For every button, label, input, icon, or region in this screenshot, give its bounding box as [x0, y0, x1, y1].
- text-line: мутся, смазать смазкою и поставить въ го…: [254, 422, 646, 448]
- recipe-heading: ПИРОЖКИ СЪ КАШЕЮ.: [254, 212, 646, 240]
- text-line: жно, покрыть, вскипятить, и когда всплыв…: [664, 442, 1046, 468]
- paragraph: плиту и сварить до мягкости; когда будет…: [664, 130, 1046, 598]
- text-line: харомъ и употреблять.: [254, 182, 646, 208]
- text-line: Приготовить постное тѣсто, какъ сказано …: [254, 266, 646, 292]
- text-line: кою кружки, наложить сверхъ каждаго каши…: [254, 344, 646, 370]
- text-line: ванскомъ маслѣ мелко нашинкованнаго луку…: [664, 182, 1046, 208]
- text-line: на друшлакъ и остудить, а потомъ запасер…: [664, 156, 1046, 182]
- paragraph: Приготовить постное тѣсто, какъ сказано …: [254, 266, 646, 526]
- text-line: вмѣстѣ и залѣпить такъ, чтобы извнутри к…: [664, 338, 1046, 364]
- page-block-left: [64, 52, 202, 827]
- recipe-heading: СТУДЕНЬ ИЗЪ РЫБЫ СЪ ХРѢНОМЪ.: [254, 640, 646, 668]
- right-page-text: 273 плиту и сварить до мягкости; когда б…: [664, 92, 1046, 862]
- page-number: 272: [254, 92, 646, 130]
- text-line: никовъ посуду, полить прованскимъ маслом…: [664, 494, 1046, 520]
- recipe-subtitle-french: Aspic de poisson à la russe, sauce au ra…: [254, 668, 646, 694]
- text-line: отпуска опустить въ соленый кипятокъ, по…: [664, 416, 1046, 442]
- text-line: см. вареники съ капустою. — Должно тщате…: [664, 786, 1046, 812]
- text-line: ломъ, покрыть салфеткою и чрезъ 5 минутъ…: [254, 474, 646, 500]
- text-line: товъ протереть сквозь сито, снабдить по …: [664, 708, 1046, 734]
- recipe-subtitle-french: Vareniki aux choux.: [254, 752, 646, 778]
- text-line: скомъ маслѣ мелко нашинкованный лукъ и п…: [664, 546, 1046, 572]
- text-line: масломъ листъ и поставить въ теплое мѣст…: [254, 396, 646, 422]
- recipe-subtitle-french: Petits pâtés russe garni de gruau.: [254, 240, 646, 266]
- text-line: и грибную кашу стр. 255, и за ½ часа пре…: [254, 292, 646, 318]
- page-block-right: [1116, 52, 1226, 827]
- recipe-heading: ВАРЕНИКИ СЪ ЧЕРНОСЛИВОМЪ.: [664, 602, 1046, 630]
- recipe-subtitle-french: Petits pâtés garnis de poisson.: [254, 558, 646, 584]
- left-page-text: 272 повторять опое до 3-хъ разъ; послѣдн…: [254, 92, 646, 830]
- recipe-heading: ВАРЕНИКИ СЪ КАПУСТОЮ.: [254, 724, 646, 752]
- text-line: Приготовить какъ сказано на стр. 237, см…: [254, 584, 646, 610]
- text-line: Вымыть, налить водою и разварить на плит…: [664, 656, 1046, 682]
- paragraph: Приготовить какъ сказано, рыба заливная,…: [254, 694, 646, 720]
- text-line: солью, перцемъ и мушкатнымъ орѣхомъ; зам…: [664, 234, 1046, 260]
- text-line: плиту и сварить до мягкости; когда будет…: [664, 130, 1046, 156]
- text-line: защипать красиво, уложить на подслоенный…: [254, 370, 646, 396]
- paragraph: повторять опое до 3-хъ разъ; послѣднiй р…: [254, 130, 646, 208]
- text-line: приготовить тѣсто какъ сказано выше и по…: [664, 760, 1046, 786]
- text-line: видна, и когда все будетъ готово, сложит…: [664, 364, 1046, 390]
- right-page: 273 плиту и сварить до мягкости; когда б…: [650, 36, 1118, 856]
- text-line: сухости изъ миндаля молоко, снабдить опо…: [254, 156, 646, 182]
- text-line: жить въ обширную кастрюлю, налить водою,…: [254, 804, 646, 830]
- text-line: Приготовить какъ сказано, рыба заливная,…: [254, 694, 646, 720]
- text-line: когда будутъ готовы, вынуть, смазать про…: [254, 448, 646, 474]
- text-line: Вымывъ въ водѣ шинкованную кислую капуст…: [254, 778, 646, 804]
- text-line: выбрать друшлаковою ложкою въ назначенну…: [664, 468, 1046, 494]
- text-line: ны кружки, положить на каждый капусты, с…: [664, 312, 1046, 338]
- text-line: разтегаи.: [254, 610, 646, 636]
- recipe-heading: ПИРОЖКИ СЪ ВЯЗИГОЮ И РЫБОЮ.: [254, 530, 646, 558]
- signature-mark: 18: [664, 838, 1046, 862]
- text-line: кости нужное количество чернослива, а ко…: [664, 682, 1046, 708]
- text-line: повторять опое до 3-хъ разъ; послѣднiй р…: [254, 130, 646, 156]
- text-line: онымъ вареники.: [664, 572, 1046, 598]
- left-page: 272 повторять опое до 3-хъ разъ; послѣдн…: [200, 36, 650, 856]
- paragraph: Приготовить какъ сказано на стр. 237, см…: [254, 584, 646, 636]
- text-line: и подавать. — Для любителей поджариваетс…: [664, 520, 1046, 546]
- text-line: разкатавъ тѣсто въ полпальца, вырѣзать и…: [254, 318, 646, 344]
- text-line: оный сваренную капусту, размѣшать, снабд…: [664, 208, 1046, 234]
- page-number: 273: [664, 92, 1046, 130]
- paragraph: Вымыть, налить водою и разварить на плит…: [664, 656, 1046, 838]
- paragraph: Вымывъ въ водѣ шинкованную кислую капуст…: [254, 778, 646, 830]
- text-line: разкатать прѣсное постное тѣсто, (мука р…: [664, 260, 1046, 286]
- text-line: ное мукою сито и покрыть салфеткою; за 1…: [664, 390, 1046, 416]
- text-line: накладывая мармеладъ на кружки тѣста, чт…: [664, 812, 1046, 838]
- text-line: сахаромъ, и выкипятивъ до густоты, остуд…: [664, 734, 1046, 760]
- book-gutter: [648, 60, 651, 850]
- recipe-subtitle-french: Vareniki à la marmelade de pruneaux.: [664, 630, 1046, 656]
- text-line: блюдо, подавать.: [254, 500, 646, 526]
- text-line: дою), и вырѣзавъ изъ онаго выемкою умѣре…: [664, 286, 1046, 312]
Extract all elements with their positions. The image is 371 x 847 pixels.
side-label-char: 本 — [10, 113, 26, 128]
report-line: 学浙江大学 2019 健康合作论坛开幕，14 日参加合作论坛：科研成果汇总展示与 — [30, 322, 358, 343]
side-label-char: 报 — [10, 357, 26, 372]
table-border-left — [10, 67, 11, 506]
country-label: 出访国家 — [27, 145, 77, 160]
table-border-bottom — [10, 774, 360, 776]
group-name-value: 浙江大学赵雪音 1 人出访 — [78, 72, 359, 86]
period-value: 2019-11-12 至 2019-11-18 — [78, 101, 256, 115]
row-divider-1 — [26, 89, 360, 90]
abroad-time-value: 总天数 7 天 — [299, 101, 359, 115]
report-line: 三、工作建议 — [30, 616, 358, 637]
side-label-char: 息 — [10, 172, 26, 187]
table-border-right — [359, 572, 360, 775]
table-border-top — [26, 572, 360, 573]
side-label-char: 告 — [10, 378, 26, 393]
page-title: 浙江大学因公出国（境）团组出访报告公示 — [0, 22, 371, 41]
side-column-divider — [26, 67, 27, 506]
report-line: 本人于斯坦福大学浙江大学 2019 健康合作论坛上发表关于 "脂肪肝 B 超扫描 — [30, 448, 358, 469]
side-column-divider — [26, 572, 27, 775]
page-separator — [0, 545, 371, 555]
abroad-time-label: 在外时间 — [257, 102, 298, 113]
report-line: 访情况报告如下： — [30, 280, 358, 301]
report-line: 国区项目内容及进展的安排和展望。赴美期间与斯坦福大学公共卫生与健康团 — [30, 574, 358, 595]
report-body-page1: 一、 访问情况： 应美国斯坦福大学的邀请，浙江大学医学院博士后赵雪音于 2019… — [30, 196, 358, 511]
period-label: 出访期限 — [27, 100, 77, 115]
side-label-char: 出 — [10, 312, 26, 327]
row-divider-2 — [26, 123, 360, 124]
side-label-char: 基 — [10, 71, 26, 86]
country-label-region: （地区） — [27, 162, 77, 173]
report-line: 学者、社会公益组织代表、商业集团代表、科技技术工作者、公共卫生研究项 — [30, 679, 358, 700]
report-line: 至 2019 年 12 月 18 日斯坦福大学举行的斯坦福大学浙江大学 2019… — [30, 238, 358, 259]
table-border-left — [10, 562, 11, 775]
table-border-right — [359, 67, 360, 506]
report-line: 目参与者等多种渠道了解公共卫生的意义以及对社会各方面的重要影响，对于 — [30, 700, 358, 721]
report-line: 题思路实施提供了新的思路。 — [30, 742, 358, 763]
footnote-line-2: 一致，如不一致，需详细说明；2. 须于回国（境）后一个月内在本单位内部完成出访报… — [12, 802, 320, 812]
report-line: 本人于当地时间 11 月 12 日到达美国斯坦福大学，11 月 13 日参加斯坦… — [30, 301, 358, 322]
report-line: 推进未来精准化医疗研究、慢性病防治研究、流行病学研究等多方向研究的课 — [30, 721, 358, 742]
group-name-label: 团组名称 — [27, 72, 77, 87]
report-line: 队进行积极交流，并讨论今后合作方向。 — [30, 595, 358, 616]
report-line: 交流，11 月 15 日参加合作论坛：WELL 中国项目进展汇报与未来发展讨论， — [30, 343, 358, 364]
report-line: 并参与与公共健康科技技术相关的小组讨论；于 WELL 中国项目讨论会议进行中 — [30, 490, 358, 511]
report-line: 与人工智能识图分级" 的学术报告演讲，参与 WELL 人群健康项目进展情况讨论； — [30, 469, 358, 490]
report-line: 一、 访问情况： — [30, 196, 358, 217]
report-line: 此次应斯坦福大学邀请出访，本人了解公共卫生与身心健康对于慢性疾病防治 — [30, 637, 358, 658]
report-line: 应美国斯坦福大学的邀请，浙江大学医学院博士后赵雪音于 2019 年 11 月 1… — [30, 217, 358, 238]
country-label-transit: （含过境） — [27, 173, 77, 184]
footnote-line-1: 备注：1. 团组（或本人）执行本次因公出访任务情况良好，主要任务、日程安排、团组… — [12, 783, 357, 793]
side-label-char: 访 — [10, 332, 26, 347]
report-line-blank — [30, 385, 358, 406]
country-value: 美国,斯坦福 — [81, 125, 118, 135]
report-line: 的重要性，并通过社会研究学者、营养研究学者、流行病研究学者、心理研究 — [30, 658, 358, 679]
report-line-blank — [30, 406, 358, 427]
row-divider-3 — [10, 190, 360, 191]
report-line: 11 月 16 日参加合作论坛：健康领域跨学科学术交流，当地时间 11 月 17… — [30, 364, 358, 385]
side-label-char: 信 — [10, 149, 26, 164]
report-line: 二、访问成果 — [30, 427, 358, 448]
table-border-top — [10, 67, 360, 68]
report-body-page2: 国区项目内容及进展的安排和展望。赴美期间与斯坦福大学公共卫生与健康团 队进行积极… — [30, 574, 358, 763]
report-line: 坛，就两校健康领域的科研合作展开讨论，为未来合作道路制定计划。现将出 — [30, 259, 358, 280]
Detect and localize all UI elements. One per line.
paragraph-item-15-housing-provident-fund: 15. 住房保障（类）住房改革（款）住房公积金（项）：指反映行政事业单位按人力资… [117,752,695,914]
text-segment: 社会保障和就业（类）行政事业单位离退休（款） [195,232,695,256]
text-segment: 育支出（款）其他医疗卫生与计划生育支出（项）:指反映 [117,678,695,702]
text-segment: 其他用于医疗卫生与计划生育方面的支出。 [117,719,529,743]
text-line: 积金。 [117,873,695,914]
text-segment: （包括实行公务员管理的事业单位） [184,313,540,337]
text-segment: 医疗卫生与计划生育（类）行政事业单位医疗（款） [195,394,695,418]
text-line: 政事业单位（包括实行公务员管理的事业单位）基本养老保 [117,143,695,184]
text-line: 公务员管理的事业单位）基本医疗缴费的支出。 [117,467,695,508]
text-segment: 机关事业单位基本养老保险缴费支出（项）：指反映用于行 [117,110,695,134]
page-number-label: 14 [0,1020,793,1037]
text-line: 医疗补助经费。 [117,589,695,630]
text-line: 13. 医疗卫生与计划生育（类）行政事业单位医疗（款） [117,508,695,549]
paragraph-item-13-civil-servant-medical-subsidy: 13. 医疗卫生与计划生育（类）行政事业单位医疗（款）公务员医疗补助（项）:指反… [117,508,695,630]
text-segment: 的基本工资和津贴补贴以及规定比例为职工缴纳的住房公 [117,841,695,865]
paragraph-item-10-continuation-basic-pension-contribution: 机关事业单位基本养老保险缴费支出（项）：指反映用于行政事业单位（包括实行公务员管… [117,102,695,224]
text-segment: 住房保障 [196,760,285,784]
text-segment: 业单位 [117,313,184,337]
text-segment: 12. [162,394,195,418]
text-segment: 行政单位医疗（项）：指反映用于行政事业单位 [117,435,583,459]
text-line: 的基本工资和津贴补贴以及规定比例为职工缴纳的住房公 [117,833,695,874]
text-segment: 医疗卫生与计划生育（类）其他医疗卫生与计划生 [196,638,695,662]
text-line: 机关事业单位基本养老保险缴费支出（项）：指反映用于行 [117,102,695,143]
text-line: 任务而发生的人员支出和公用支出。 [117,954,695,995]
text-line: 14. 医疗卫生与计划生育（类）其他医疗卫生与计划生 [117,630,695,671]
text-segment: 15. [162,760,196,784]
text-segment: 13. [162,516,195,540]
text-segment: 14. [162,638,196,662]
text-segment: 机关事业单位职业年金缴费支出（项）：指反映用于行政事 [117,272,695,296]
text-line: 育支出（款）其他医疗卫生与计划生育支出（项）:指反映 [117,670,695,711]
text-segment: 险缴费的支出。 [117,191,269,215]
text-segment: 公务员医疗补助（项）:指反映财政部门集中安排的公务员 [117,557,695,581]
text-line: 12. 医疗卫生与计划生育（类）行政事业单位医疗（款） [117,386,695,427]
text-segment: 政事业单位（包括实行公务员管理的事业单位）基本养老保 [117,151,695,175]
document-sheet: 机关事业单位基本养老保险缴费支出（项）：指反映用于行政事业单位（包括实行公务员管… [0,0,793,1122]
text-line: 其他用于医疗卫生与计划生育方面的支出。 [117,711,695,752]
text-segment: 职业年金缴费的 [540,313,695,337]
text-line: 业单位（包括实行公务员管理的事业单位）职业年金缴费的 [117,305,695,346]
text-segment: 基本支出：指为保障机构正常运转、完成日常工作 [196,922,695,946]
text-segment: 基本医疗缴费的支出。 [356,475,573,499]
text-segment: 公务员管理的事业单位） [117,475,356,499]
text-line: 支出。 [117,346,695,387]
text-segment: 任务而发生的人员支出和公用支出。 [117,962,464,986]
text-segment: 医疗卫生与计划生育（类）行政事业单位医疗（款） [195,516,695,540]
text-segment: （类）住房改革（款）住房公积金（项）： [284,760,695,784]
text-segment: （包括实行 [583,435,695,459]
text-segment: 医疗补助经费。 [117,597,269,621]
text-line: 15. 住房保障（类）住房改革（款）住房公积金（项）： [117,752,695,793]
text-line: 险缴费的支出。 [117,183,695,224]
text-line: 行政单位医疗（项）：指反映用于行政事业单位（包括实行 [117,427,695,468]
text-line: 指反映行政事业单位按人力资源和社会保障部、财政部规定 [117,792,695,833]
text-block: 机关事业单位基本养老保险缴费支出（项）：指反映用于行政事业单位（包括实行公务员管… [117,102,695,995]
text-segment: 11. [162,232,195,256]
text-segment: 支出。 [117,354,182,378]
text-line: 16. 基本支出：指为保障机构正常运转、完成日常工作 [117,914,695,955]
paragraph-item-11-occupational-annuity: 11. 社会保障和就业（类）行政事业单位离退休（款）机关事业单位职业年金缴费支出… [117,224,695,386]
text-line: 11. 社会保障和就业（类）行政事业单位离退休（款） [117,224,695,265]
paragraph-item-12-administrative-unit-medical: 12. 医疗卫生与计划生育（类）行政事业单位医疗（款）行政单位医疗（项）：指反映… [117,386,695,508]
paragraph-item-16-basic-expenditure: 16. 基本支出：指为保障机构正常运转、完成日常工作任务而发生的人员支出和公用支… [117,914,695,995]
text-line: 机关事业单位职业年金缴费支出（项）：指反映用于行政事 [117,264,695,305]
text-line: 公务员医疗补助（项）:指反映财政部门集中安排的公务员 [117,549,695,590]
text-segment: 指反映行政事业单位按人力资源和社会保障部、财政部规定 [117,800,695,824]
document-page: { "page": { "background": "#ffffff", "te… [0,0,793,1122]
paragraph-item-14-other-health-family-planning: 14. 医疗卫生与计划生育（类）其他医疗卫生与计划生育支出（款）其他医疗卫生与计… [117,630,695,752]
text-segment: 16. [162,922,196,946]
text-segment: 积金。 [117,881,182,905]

_What to work on:_
Could you copy out, character for character, the part of the entries that opens with their very first line and closes with the line containing "- text-line: на друшлакъ", with both of those lines included?

_Complete output:_
For every button, label, input, icon, or region in this screenshot, give its bounding box as [x0, y0, x1, y1].
- text-line: мутся, смазать смазкою и поставить въ го…: [254, 422, 646, 448]
- recipe-heading: ПИРОЖКИ СЪ КАШЕЮ.: [254, 212, 646, 240]
- text-line: жно, покрыть, вскипятить, и когда всплыв…: [664, 442, 1046, 468]
- paragraph: плиту и сварить до мягкости; когда будет…: [664, 130, 1046, 598]
- text-line: харомъ и употреблять.: [254, 182, 646, 208]
- text-line: Приготовить постное тѣсто, какъ сказано …: [254, 266, 646, 292]
- text-line: кою кружки, наложить сверхъ каждаго каши…: [254, 344, 646, 370]
- text-line: ванскомъ маслѣ мелко нашинкованнаго луку…: [664, 182, 1046, 208]
- text-line: на друшлакъ и остудить, а потомъ запасер…: [664, 156, 1046, 182]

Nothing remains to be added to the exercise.